▶ _Requirements_
Do not carry the pictures over; copy every other part of the entries exactly.

>> begin Material for the task

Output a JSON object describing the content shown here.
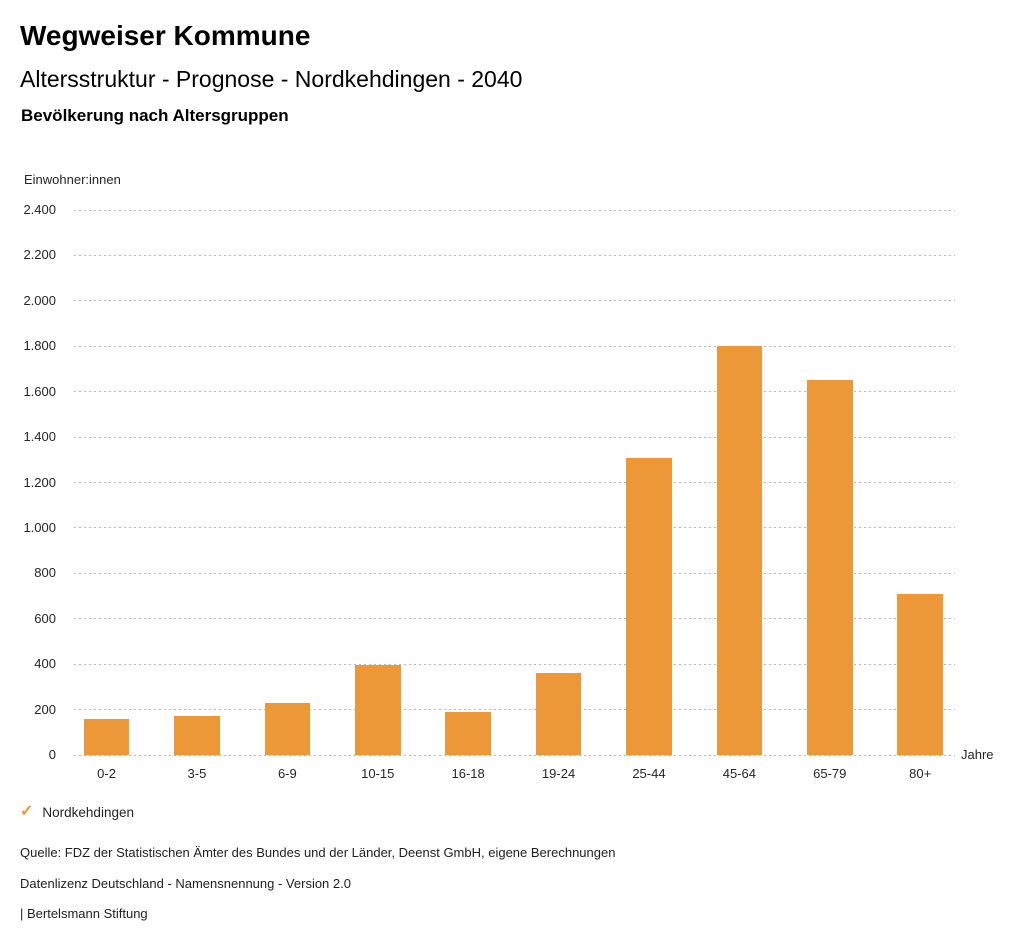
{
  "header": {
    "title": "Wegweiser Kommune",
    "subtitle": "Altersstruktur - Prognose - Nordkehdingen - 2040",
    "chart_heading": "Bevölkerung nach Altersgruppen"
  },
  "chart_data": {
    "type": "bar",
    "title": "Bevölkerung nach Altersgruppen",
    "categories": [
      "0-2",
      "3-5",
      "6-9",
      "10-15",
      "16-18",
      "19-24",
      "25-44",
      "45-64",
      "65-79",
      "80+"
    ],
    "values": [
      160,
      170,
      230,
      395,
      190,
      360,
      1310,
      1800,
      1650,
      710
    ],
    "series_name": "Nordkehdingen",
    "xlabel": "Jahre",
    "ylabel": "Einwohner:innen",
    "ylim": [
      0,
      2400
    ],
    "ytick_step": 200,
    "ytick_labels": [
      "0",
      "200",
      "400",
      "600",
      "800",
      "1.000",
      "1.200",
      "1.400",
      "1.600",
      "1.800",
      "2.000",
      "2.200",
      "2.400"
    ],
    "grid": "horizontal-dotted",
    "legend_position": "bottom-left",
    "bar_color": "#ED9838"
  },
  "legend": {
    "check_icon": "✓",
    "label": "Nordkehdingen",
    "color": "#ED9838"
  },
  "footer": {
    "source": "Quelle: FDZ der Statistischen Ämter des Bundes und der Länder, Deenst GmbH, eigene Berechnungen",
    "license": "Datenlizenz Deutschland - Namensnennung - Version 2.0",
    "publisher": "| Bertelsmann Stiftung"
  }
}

>> end Material for the task

▶ _Answer to this problem_
Output a JSON object describing the content shown here.
{
  "header": {
    "title": "Wegweiser Kommune",
    "subtitle": "Altersstruktur - Prognose - Nordkehdingen - 2040",
    "chart_heading": "Bevölkerung nach Altersgruppen"
  },
  "chart_data": {
    "type": "bar",
    "title": "Bevölkerung nach Altersgruppen",
    "categories": [
      "0-2",
      "3-5",
      "6-9",
      "10-15",
      "16-18",
      "19-24",
      "25-44",
      "45-64",
      "65-79",
      "80+"
    ],
    "values": [
      160,
      170,
      230,
      395,
      190,
      360,
      1310,
      1800,
      1650,
      710
    ],
    "series_name": "Nordkehdingen",
    "xlabel": "Jahre",
    "ylabel": "Einwohner:innen",
    "ylim": [
      0,
      2400
    ],
    "ytick_step": 200,
    "ytick_labels": [
      "0",
      "200",
      "400",
      "600",
      "800",
      "1.000",
      "1.200",
      "1.400",
      "1.600",
      "1.800",
      "2.000",
      "2.200",
      "2.400"
    ],
    "grid": "horizontal-dotted",
    "legend_position": "bottom-left",
    "bar_color": "#ED9838"
  },
  "legend": {
    "check_icon": "✓",
    "label": "Nordkehdingen",
    "color": "#ED9838"
  },
  "footer": {
    "source": "Quelle: FDZ der Statistischen Ämter des Bundes und der Länder, Deenst GmbH, eigene Berechnungen",
    "license": "Datenlizenz Deutschland - Namensnennung - Version 2.0",
    "publisher": "| Bertelsmann Stiftung"
  }
}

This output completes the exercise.